**Work required**
Below are the records. List every line holding the word "Hosting".

(Stored data)
::::

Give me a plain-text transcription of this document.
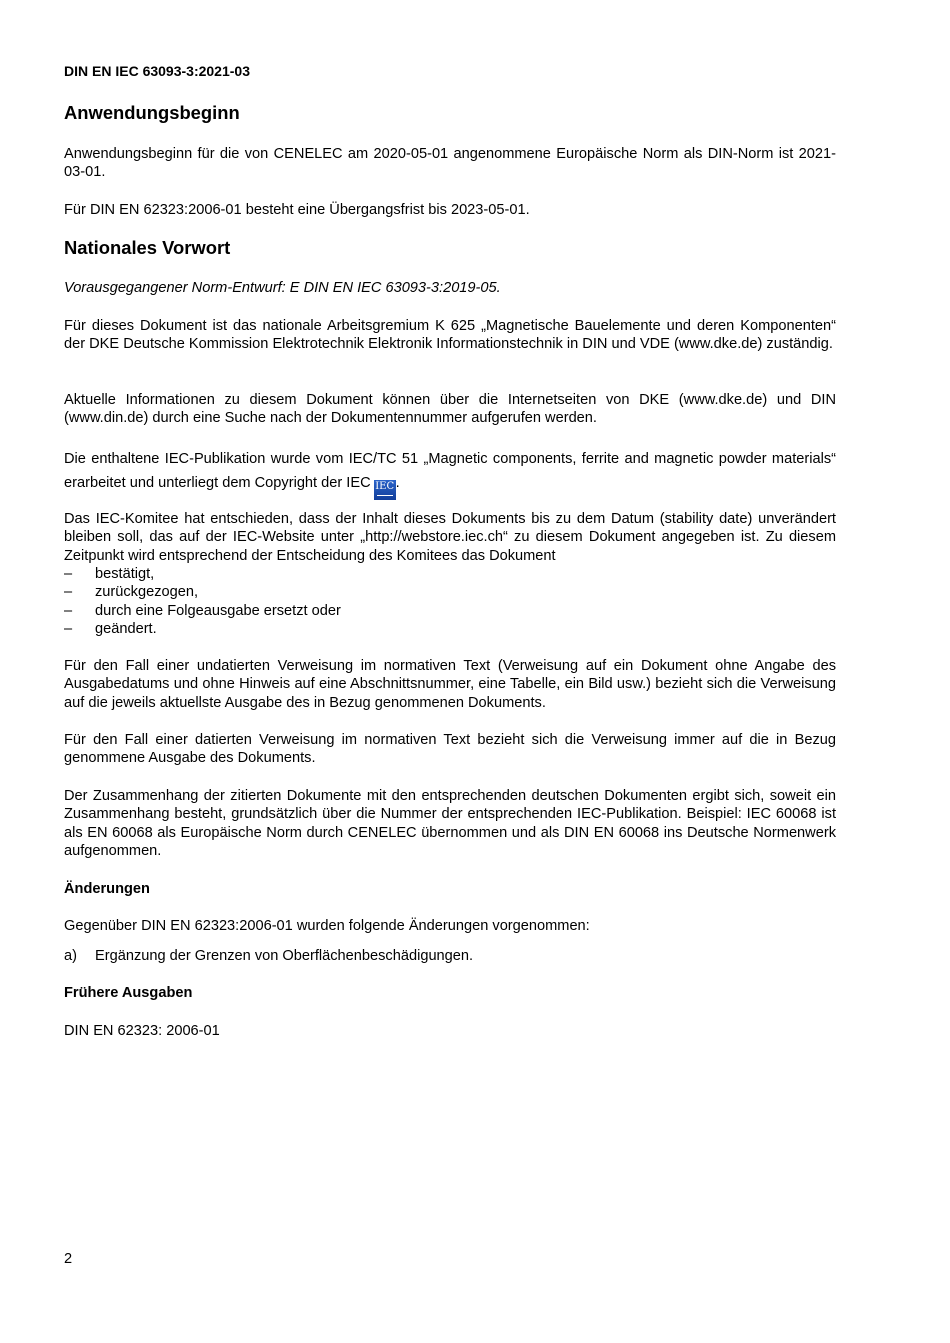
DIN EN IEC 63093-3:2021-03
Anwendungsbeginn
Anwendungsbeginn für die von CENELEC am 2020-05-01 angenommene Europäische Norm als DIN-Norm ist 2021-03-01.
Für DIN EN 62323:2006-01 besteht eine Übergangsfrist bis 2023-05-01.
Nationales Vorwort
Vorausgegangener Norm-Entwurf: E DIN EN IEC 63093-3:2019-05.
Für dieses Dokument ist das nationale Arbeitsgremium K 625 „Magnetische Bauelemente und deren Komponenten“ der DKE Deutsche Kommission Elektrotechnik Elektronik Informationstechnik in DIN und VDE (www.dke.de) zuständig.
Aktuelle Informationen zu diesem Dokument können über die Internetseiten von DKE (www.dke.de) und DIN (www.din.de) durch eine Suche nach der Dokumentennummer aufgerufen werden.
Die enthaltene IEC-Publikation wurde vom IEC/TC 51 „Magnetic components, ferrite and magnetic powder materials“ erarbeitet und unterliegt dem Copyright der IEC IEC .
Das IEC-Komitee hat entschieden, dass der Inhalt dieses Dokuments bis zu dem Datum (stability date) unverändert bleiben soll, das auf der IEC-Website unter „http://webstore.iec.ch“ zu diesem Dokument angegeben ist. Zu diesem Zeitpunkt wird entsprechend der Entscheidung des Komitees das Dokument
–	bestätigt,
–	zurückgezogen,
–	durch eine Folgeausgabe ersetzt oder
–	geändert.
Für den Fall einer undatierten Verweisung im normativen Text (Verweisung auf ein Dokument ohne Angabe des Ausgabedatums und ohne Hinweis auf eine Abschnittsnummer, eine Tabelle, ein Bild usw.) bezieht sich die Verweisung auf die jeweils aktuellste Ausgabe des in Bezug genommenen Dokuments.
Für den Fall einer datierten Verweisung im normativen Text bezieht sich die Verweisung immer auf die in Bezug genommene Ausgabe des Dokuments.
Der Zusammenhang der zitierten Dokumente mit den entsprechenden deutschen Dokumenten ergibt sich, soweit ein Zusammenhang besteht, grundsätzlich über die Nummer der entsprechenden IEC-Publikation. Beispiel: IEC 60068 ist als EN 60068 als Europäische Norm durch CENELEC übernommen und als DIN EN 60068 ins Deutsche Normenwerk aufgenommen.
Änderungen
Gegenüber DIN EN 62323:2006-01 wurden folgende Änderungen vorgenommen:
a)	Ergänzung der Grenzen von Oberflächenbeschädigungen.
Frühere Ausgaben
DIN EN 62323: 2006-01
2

::::

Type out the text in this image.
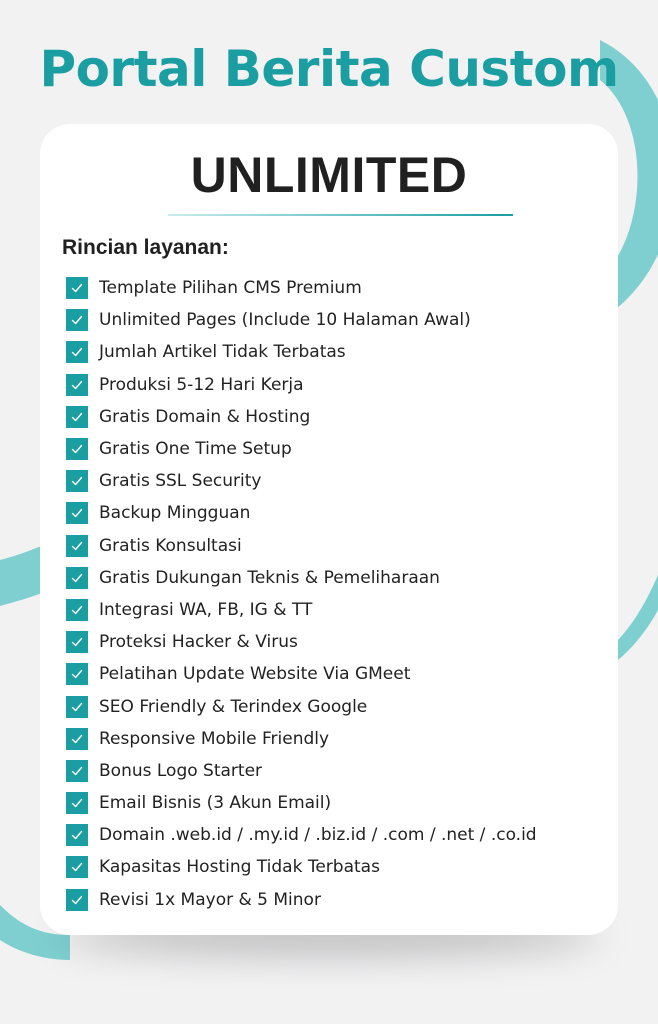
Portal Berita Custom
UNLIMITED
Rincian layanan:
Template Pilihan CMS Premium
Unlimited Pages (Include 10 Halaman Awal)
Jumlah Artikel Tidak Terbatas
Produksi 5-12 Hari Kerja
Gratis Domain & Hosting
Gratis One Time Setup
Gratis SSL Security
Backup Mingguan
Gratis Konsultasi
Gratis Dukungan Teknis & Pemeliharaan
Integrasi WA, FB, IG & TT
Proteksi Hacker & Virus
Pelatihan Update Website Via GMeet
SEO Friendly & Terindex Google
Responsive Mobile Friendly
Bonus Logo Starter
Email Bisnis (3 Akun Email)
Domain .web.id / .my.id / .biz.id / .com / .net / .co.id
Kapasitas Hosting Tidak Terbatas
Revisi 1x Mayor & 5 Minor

::::

**Written answer**
Gratis Domain & Hosting
Kapasitas Hosting Tidak Terbatas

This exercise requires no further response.